## SHORT EXERCISE
Copy nothing but the text: reproduce each line of the listing exactly and leave the pictures out.

## PROVIDED RECORDS
•••
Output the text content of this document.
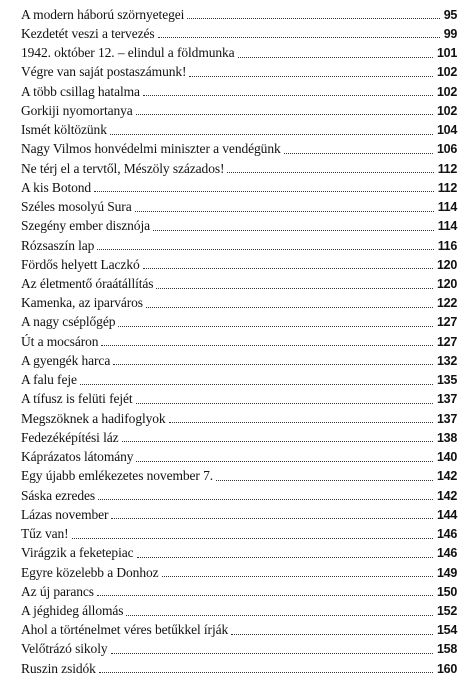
A modern háború szörnyetegei	95
Kezdetét veszi a tervezés	99
1942. október 12. – elindul a földmunka	101
Végre van saját postaszámunk!	102
A több csillag hatalma	102
Gorkiji nyomortanya	102
Ismét költözünk	104
Nagy Vilmos honvédelmi miniszter a vendégünk	106
Ne térj el a tervtől, Mészöly százados!	112
A kis Botond	112
Széles mosolyú Sura	114
Szegény ember disznója	114
Rózsaszín lap	116
Fördős helyett Laczkó	120
Az életmentő óraátállítás	120
Kamenka, az iparváros	122
A nagy cséplőgép	127
Út a mocsáron	127
A gyengék harca	132
A falu feje	135
A tífusz is felüti fejét	137
Megszöknek a hadifoglyok	137
Fedezéképítési láz	138
Káprázatos látomány	140
Egy újabb emlékezetes november 7.	142
Sáska ezredes	142
Lázas november	144
Tűz van!	146
Virágzik a feketepiac	146
Egyre közelebb a Donhoz	149
Az új parancs	150
A jéghideg állomás	152
Ahol a történelmet véres betűkkel írják	154
Velőtrázó sikoly	158
Ruszin zsidók	160
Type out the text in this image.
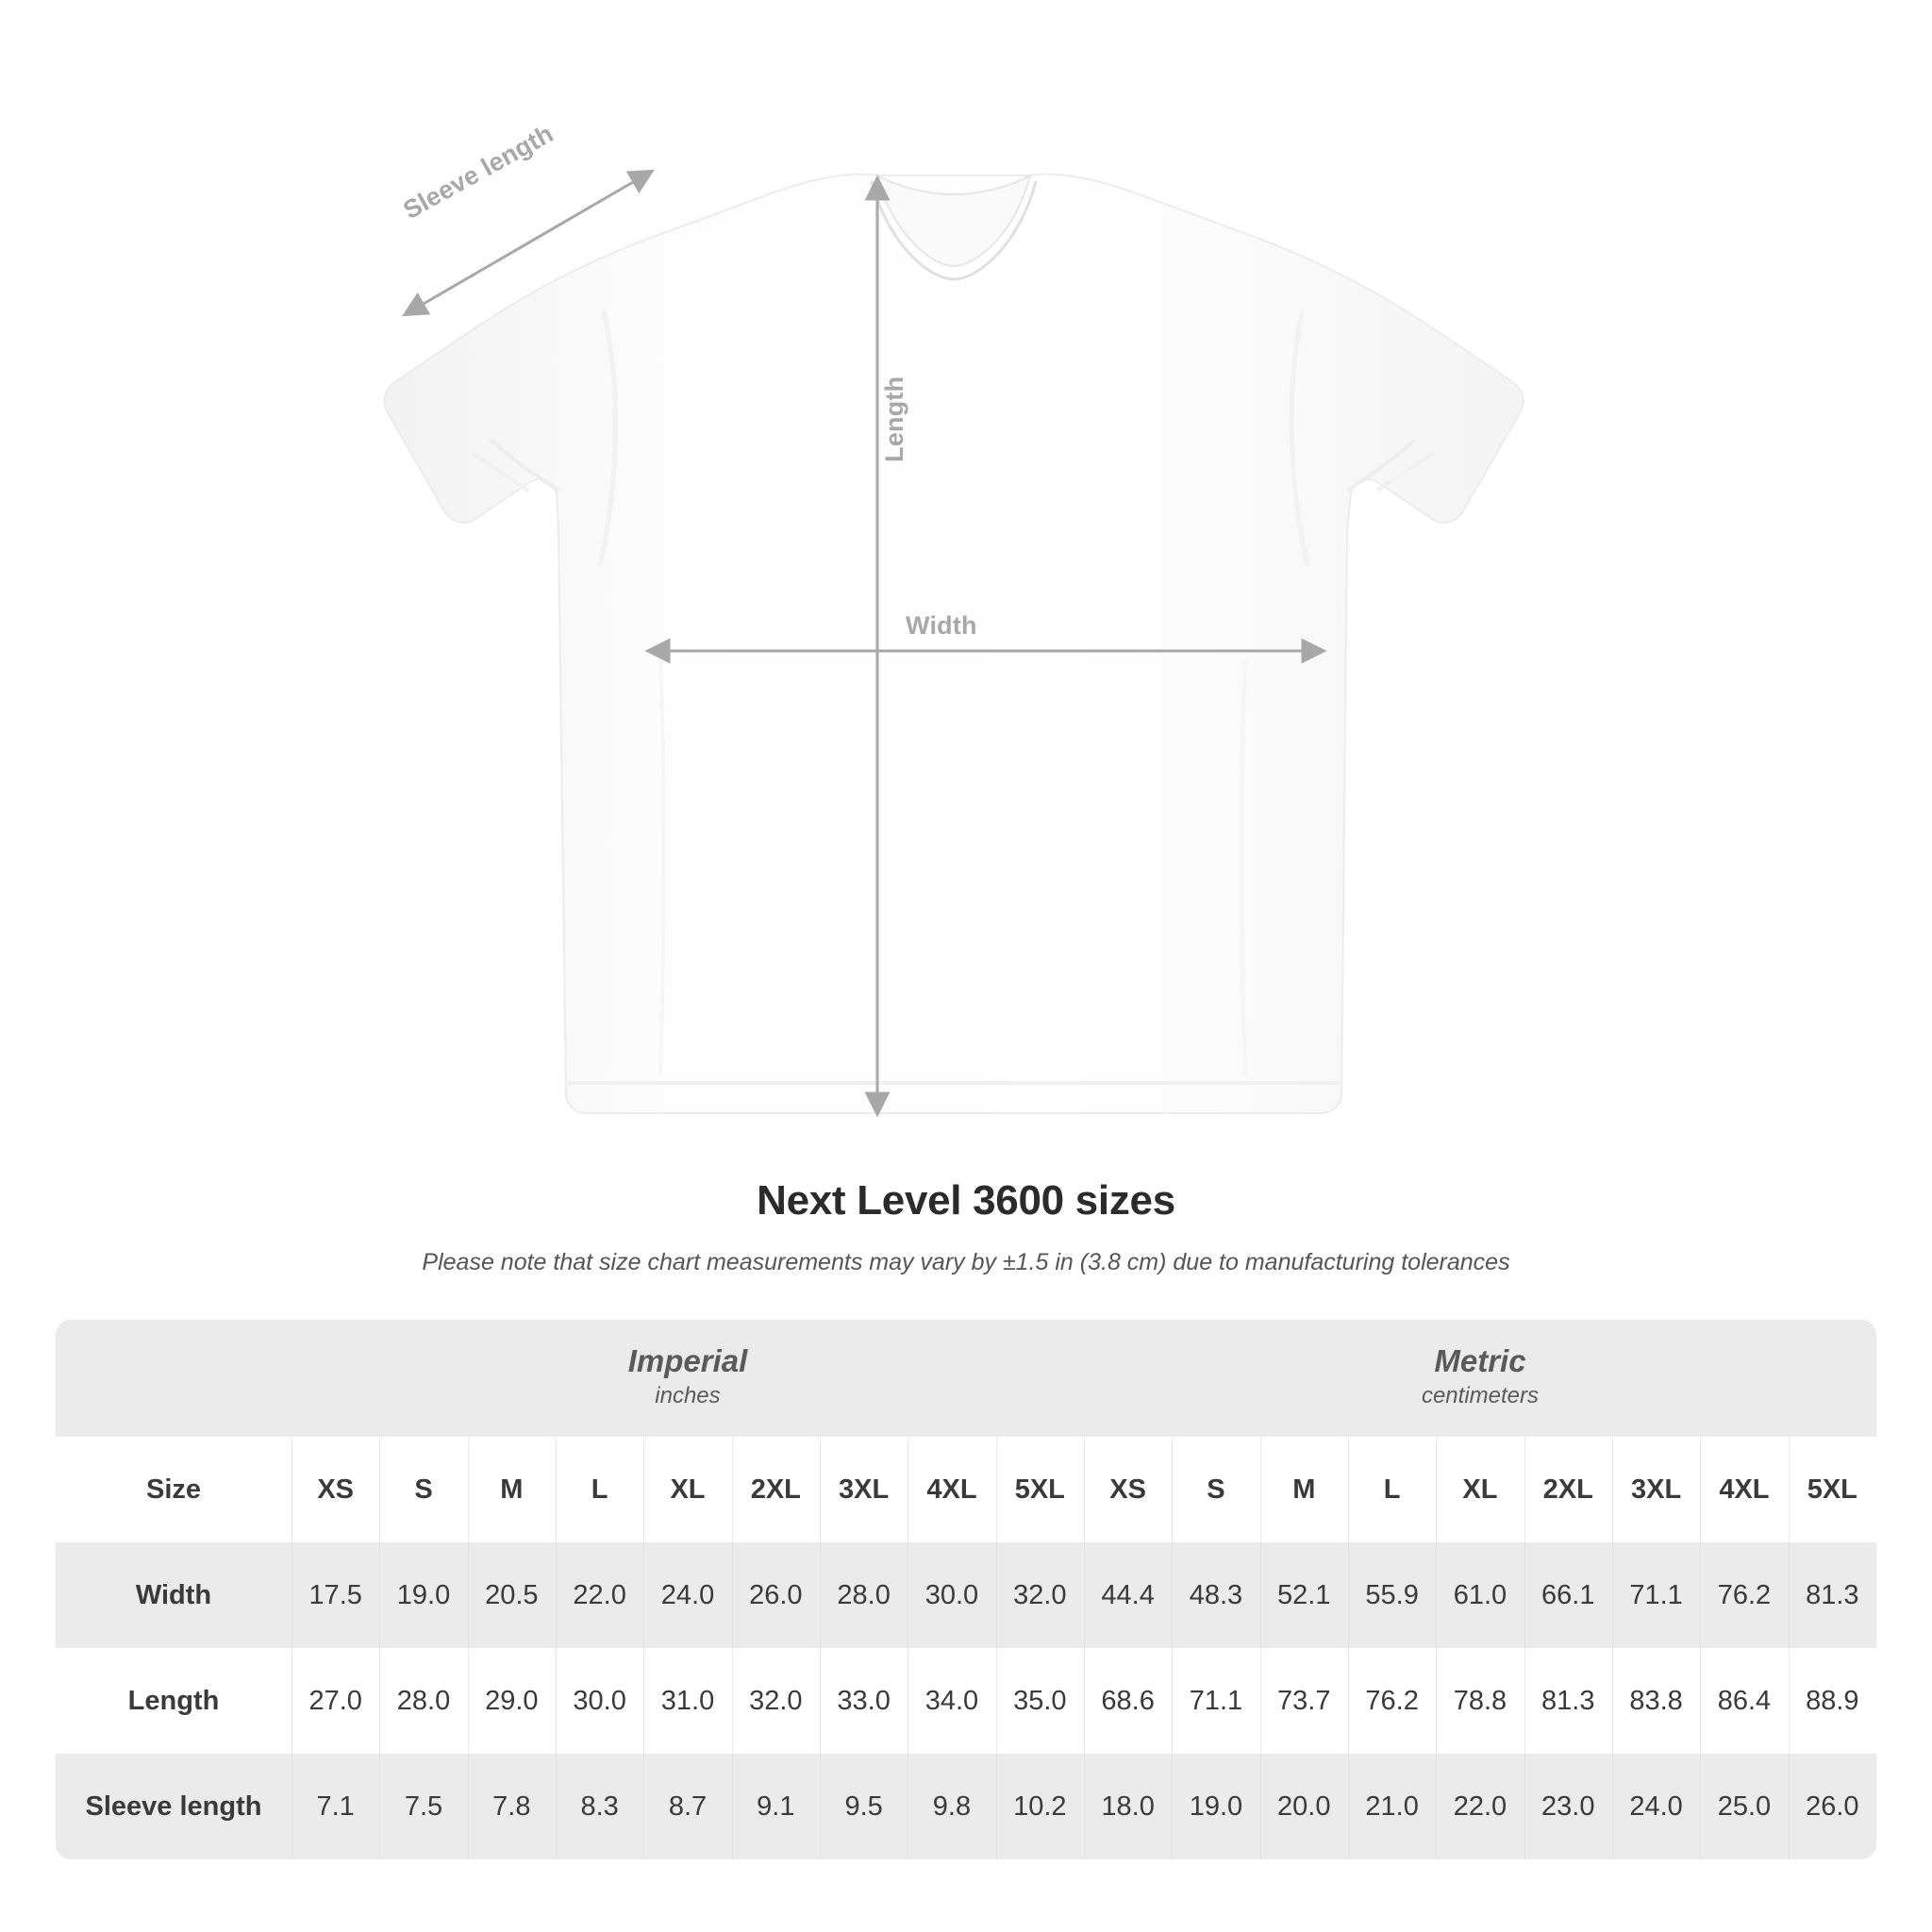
Sleeve length
Length
Width
Next Level 3600 sizes

Please note that size chart measurements may vary by ±1.5 in (3.8 cm) due to manufacturing tolerances

Imperial
inches

Metric
centimeters

Size	XS	S	M	L	XL	2XL	3XL	4XL	5XL	XS	S	M	L	XL	2XL	3XL	4XL	5XL
Width	17.5	19.0	20.5	22.0	24.0	26.0	28.0	30.0	32.0	44.4	48.3	52.1	55.9	61.0	66.1	71.1	76.2	81.3
Length	27.0	28.0	29.0	30.0	31.0	32.0	33.0	34.0	35.0	68.6	71.1	73.7	76.2	78.8	81.3	83.8	86.4	88.9
Sleeve length	7.1	7.5	7.8	8.3	8.7	9.1	9.5	9.8	10.2	18.0	19.0	20.0	21.0	22.0	23.0	24.0	25.0	26.0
•••
## ANSWER FOR THE TASK
Output the text content of this document.
A modern háború szörnyetegei	95
Kezdetét veszi a tervezés	99
1942. október 12. – elindul a földmunka	101
Végre van saját postaszámunk!	102
A több csillag hatalma	102
Gorkiji nyomortanya	102
Ismét költözünk	104
Nagy Vilmos honvédelmi miniszter a vendégünk	106
Ne térj el a tervtől, Mészöly százados!	112
A kis Botond	112
Széles mosolyú Sura	114
Szegény ember disznója	114
Rózsaszín lap	116
Fördős helyett Laczkó	120
Az életmentő óraátállítás	120
Kamenka, az iparváros	122
A nagy cséplőgép	127
Út a mocsáron	127
A gyengék harca	132
A falu feje	135
A tífusz is felüti fejét	137
Megszöknek a hadifoglyok	137
Fedezéképítési láz	138
Káprázatos látomány	140
Egy újabb emlékezetes november 7.	142
Sáska ezredes	142
Lázas november	144
Tűz van!	146
Virágzik a feketepiac	146
Egyre közelebb a Donhoz	149
Az új parancs	150
A jéghideg állomás	152
Ahol a történelmet véres betűkkel írják	154
Velőtrázó sikoly	158
Ruszin zsidók	160
Type out the text in this image.
Sleeve length
Length
Width
Next Level 3600 sizes

Please note that size chart measurements may vary by ±1.5 in (3.8 cm) due to manufacturing tolerances

Imperial
inches

Metric
centimeters

Size	XS	S	M	L	XL	2XL	3XL	4XL	5XL	XS	S	M	L	XL	2XL	3XL	4XL	5XL
Width	17.5	19.0	20.5	22.0	24.0	26.0	28.0	30.0	32.0	44.4	48.3	52.1	55.9	61.0	66.1	71.1	76.2	81.3
Length	27.0	28.0	29.0	30.0	31.0	32.0	33.0	34.0	35.0	68.6	71.1	73.7	76.2	78.8	81.3	83.8	86.4	88.9
Sleeve length	7.1	7.5	7.8	8.3	8.7	9.1	9.5	9.8	10.2	18.0	19.0	20.0	21.0	22.0	23.0	24.0	25.0	26.0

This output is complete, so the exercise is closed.